§ WHAT THE TASK REQUIRES
Copy out the entries below precisely; nothing is to be omitted.
─── EXERCISE MATERIAL
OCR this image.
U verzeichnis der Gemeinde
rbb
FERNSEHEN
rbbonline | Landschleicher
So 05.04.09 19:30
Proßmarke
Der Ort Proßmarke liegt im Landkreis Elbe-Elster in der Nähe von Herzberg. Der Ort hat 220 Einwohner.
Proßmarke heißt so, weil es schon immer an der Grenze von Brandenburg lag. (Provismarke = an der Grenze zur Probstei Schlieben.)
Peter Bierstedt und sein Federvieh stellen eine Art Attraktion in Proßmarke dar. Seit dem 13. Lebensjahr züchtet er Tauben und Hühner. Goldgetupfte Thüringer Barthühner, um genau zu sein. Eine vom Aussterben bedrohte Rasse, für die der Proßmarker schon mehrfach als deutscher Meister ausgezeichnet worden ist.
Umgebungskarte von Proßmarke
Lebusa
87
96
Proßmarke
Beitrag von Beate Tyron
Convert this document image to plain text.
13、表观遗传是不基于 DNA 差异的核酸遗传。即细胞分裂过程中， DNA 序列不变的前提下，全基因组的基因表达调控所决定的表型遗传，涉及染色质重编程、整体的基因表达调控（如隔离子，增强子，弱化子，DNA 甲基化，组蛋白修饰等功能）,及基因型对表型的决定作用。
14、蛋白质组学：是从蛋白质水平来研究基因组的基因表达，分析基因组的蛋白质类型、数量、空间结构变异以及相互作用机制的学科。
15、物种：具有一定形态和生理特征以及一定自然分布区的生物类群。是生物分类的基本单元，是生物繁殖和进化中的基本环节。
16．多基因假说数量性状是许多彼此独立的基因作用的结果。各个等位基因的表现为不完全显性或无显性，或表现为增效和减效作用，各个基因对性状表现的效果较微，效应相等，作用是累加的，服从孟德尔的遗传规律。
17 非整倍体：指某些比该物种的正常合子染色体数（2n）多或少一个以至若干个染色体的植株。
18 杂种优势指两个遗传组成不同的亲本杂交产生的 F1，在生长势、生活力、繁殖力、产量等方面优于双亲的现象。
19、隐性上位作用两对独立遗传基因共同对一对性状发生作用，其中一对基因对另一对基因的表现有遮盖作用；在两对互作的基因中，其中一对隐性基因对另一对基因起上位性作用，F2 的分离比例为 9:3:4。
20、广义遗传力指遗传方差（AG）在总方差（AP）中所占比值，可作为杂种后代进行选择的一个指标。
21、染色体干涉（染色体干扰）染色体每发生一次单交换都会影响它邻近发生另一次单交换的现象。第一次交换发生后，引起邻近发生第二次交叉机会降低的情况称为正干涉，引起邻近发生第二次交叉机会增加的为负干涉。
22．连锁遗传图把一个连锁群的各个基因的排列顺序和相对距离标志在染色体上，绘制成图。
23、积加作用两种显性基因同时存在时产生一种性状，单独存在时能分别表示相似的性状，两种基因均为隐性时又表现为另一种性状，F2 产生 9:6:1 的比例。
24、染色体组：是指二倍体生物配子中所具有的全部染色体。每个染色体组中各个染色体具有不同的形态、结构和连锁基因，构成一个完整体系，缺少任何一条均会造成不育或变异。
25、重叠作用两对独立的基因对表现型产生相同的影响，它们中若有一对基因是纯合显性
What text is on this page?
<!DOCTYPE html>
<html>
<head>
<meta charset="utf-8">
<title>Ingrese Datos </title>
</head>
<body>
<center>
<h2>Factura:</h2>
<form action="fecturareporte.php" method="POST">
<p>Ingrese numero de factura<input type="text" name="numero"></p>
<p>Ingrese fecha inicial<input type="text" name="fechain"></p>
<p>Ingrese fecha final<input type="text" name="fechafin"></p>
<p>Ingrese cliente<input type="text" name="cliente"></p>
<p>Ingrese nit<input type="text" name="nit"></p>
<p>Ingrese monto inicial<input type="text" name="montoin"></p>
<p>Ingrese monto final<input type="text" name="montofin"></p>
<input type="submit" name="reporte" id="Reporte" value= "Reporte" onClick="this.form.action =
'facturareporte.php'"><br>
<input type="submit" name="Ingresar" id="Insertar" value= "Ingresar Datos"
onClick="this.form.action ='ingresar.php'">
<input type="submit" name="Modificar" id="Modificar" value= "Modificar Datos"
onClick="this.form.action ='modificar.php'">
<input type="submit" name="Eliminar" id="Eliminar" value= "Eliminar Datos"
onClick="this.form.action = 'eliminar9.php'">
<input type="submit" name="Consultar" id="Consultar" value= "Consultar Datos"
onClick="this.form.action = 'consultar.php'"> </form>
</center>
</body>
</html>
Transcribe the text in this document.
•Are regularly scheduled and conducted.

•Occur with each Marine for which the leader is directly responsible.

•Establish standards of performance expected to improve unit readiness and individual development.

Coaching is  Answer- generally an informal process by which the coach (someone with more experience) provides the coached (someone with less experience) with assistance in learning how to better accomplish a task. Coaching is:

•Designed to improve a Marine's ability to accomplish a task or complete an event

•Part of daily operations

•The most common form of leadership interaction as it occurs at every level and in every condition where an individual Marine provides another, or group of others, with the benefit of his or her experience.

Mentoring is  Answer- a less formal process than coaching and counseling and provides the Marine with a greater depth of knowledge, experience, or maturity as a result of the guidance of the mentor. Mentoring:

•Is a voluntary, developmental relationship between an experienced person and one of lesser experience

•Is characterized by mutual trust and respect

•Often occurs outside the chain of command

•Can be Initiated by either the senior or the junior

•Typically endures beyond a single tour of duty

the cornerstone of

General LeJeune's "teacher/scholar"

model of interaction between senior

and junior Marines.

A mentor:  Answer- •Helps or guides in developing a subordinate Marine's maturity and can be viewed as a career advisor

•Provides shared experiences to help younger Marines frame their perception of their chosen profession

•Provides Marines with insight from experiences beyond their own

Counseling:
──────
§ COMPLETED TASK
OCR this image.
U verzeichnis der Gemeinde
rbb
FERNSEHEN
rbbonline | Landschleicher
So 05.04.09 19:30
Proßmarke
Der Ort Proßmarke liegt im Landkreis Elbe-Elster in der Nähe von Herzberg. Der Ort hat 220 Einwohner.
Proßmarke heißt so, weil es schon immer an der Grenze von Brandenburg lag. (Provismarke = an der Grenze zur Probstei Schlieben.)
Peter Bierstedt und sein Federvieh stellen eine Art Attraktion in Proßmarke dar. Seit dem 13. Lebensjahr züchtet er Tauben und Hühner. Goldgetupfte Thüringer Barthühner, um genau zu sein. Eine vom Aussterben bedrohte Rasse, für die der Proßmarker schon mehrfach als deutscher Meister ausgezeichnet worden ist.
Umgebungskarte von Proßmarke
Lebusa
87
96
Proßmarke
Beitrag von Beate Tyron
Convert this document image to plain text.
13、表观遗传是不基于 DNA 差异的核酸遗传。即细胞分裂过程中， DNA 序列不变的前提下，全基因组的基因表达调控所决定的表型遗传，涉及染色质重编程、整体的基因表达调控（如隔离子，增强子，弱化子，DNA 甲基化，组蛋白修饰等功能）,及基因型对表型的决定作用。
14、蛋白质组学：是从蛋白质水平来研究基因组的基因表达，分析基因组的蛋白质类型、数量、空间结构变异以及相互作用机制的学科。
15、物种：具有一定形态和生理特征以及一定自然分布区的生物类群。是生物分类的基本单元，是生物繁殖和进化中的基本环节。
16．多基因假说数量性状是许多彼此独立的基因作用的结果。各个等位基因的表现为不完全显性或无显性，或表现为增效和减效作用，各个基因对性状表现的效果较微，效应相等，作用是累加的，服从孟德尔的遗传规律。
17 非整倍体：指某些比该物种的正常合子染色体数（2n）多或少一个以至若干个染色体的植株。
18 杂种优势指两个遗传组成不同的亲本杂交产生的 F1，在生长势、生活力、繁殖力、产量等方面优于双亲的现象。
19、隐性上位作用两对独立遗传基因共同对一对性状发生作用，其中一对基因对另一对基因的表现有遮盖作用；在两对互作的基因中，其中一对隐性基因对另一对基因起上位性作用，F2 的分离比例为 9:3:4。
20、广义遗传力指遗传方差（AG）在总方差（AP）中所占比值，可作为杂种后代进行选择的一个指标。
21、染色体干涉（染色体干扰）染色体每发生一次单交换都会影响它邻近发生另一次单交换的现象。第一次交换发生后，引起邻近发生第二次交叉机会降低的情况称为正干涉，引起邻近发生第二次交叉机会增加的为负干涉。
22．连锁遗传图把一个连锁群的各个基因的排列顺序和相对距离标志在染色体上，绘制成图。
23、积加作用两种显性基因同时存在时产生一种性状，单独存在时能分别表示相似的性状，两种基因均为隐性时又表现为另一种性状，F2 产生 9:6:1 的比例。
24、染色体组：是指二倍体生物配子中所具有的全部染色体。每个染色体组中各个染色体具有不同的形态、结构和连锁基因，构成一个完整体系，缺少任何一条均会造成不育或变异。
25、重叠作用两对独立的基因对表现型产生相同的影响，它们中若有一对基因是纯合显性
What text is on this page?
<!DOCTYPE html>
<html>
<head>
<meta charset="utf-8">
<title>Ingrese Datos </title>
</head>
<body>
<center>
<h2>Factura:</h2>
<form action="fecturareporte.php" method="POST">
<p>Ingrese numero de factura<input type="text" name="numero"></p>
<p>Ingrese fecha inicial<input type="text" name="fechain"></p>
<p>Ingrese fecha final<input type="text" name="fechafin"></p>
<p>Ingrese cliente<input type="text" name="cliente"></p>
<p>Ingrese nit<input type="text" name="nit"></p>
<p>Ingrese monto inicial<input type="text" name="montoin"></p>
<p>Ingrese monto final<input type="text" name="montofin"></p>
<input type="submit" name="reporte" id="Reporte" value= "Reporte" onClick="this.form.action =
'facturareporte.php'"><br>
<input type="submit" name="Ingresar" id="Insertar" value= "Ingresar Datos"
onClick="this.form.action ='ingresar.php'">
<input type="submit" name="Modificar" id="Modificar" value= "Modificar Datos"
onClick="this.form.action ='modificar.php'">
<input type="submit" name="Eliminar" id="Eliminar" value= "Eliminar Datos"
onClick="this.form.action = 'eliminar9.php'">
<input type="submit" name="Consultar" id="Consultar" value= "Consultar Datos"
onClick="this.form.action = 'consultar.php'"> </form>
</center>
</body>
</html>
Transcribe the text in this document.
•Are regularly scheduled and conducted.

•Occur with each Marine for which the leader is directly responsible.

•Establish standards of performance expected to improve unit readiness and individual development.

Coaching is  Answer- generally an informal process by which the coach (someone with more experience) provides the coached (someone with less experience) with assistance in learning how to better accomplish a task. Coaching is:

•Designed to improve a Marine's ability to accomplish a task or complete an event

•Part of daily operations

•The most common form of leadership interaction as it occurs at every level and in every condition where an individual Marine provides another, or group of others, with the benefit of his or her experience.

Mentoring is  Answer- a less formal process than coaching and counseling and provides the Marine with a greater depth of knowledge, experience, or maturity as a result of the guidance of the mentor. Mentoring:

•Is a voluntary, developmental relationship between an experienced person and one of lesser experience

•Is characterized by mutual trust and respect

•Often occurs outside the chain of command

•Can be Initiated by either the senior or the junior

•Typically endures beyond a single tour of duty

the cornerstone of

General LeJeune's "teacher/scholar"

model of interaction between senior

and junior Marines.

A mentor:  Answer- •Helps or guides in developing a subordinate Marine's maturity and can be viewed as a career advisor

•Provides shared experiences to help younger Marines frame their perception of their chosen profession

•Provides Marines with insight from experiences beyond their own

Counseling:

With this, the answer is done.